((
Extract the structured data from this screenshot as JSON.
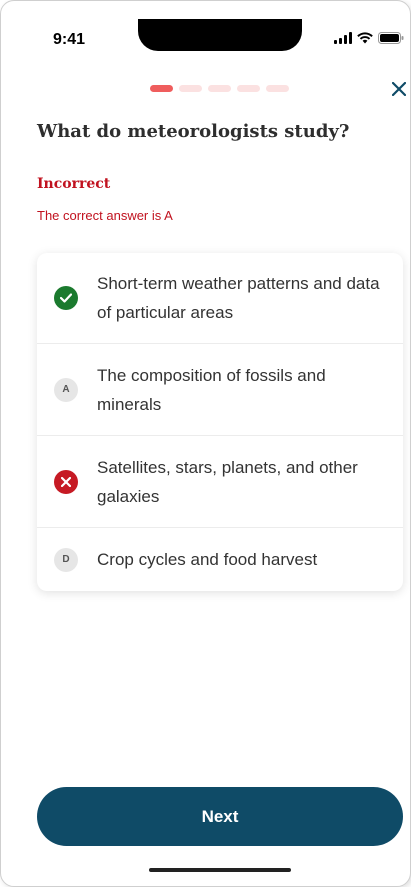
{
  "status_bar": {
    "time": "9:41"
  },
  "progress": {
    "total_steps": 5,
    "current_step": 1
  },
  "question": {
    "text": "What do meteorologists study?"
  },
  "feedback": {
    "result": "Incorrect",
    "detail": "The correct answer is A"
  },
  "options": [
    {
      "state": "correct",
      "letter": "",
      "text": "Short-term weather patterns and data of particular areas"
    },
    {
      "state": "default",
      "letter": "A",
      "text": "The composition of fossils and minerals"
    },
    {
      "state": "wrong",
      "letter": "",
      "text": "Satellites, stars, planets, and other galaxies"
    },
    {
      "state": "default",
      "letter": "D",
      "text": "Crop cycles and food harvest"
    }
  ],
  "actions": {
    "next_label": "Next"
  },
  "colors": {
    "accent_red": "#c1121f",
    "correct_green": "#1b7a2e",
    "button_teal": "#0f4b67",
    "progress_active": "#ef5d5d",
    "progress_inactive": "#fbe1e1"
  }
}
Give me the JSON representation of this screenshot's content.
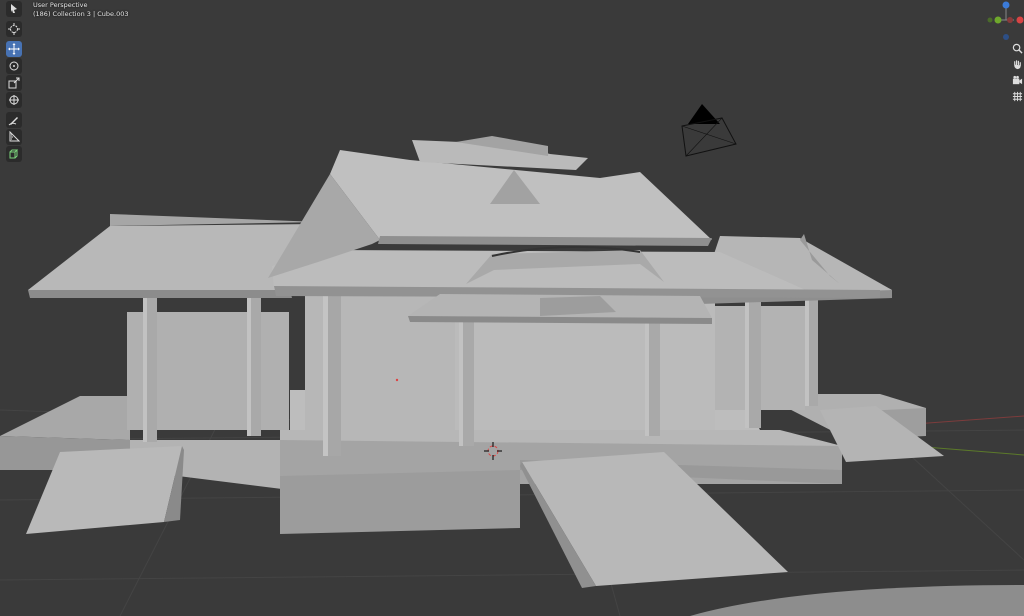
{
  "viewport": {
    "view_label": "User Perspective",
    "collection_label": "(186) Collection 3 | Cube.003"
  },
  "toolbar": {
    "active_tool": "move",
    "tools": [
      "select-box",
      "cursor",
      "move",
      "rotate",
      "scale",
      "transform",
      "annotate",
      "measure",
      "add-cube"
    ]
  },
  "gizmo": {
    "axis_labels": [
      "X",
      "Y",
      "Z"
    ],
    "colors": {
      "x": "#d84444",
      "y": "#6fa82c",
      "z": "#3b7bd8",
      "neg": "#8a3a3a"
    }
  },
  "nav_buttons": [
    "zoom-icon",
    "hand-icon",
    "camera-icon",
    "grid-icon"
  ],
  "colors": {
    "background": "#3a3a3a",
    "grid": "#444444",
    "mesh_light": "#b5b5b5",
    "mesh_mid": "#9a9a9a",
    "mesh_dark": "#7c7c7c",
    "active": "#4772b3"
  }
}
))
> **Directive**
Each record above must be returned exactly as written, with its pictures omitted.

> **Final answer**
Extract the structured data from this screenshot as JSON.
{
  "status_bar": {
    "time": "9:41"
  },
  "progress": {
    "total_steps": 5,
    "current_step": 1
  },
  "question": {
    "text": "What do meteorologists study?"
  },
  "feedback": {
    "result": "Incorrect",
    "detail": "The correct answer is A"
  },
  "options": [
    {
      "state": "correct",
      "letter": "",
      "text": "Short-term weather patterns and data of particular areas"
    },
    {
      "state": "default",
      "letter": "A",
      "text": "The composition of fossils and minerals"
    },
    {
      "state": "wrong",
      "letter": "",
      "text": "Satellites, stars, planets, and other galaxies"
    },
    {
      "state": "default",
      "letter": "D",
      "text": "Crop cycles and food harvest"
    }
  ],
  "actions": {
    "next_label": "Next"
  },
  "colors": {
    "accent_red": "#c1121f",
    "correct_green": "#1b7a2e",
    "button_teal": "#0f4b67",
    "progress_active": "#ef5d5d",
    "progress_inactive": "#fbe1e1"
  }
}
Give me the JSON representation of this screenshot's content.
{
  "viewport": {
    "view_label": "User Perspective",
    "collection_label": "(186) Collection 3 | Cube.003"
  },
  "toolbar": {
    "active_tool": "move",
    "tools": [
      "select-box",
      "cursor",
      "move",
      "rotate",
      "scale",
      "transform",
      "annotate",
      "measure",
      "add-cube"
    ]
  },
  "gizmo": {
    "axis_labels": [
      "X",
      "Y",
      "Z"
    ],
    "colors": {
      "x": "#d84444",
      "y": "#6fa82c",
      "z": "#3b7bd8",
      "neg": "#8a3a3a"
    }
  },
  "nav_buttons": [
    "zoom-icon",
    "hand-icon",
    "camera-icon",
    "grid-icon"
  ],
  "colors": {
    "background": "#3a3a3a",
    "grid": "#444444",
    "mesh_light": "#b5b5b5",
    "mesh_mid": "#9a9a9a",
    "mesh_dark": "#7c7c7c",
    "active": "#4772b3"
  }
}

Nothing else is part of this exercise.